- _Task instructions_:
Filter out everything except lines holding "Importance".

────

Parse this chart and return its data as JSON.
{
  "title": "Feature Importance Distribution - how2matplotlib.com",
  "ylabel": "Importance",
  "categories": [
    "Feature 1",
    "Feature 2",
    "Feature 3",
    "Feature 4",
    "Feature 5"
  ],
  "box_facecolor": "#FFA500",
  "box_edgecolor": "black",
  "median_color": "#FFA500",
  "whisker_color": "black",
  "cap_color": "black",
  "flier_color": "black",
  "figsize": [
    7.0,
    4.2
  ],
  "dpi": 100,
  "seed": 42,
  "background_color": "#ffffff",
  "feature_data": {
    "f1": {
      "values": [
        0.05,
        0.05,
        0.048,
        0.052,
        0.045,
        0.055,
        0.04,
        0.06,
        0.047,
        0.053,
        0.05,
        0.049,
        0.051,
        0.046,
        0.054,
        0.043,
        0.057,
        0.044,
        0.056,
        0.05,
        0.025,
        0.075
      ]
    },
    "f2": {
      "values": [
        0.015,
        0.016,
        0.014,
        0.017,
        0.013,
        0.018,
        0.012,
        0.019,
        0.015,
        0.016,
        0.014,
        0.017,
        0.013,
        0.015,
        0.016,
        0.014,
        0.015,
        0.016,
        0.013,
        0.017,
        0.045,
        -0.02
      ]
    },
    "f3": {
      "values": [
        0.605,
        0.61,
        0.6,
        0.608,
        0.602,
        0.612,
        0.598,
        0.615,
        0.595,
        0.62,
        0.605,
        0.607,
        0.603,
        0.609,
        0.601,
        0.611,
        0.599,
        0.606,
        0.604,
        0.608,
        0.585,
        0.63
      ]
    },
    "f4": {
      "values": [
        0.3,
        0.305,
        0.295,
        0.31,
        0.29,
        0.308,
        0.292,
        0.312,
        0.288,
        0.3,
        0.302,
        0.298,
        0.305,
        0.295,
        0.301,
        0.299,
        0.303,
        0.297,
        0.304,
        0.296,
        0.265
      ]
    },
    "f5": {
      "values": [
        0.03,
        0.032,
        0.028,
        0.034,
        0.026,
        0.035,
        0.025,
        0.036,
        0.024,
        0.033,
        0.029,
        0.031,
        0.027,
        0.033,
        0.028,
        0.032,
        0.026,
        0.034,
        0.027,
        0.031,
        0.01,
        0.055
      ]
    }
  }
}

────

- _Task output_:
  "title": "Feature Importance Distribution - how2matplotlib.com",
  "ylabel": "Importance",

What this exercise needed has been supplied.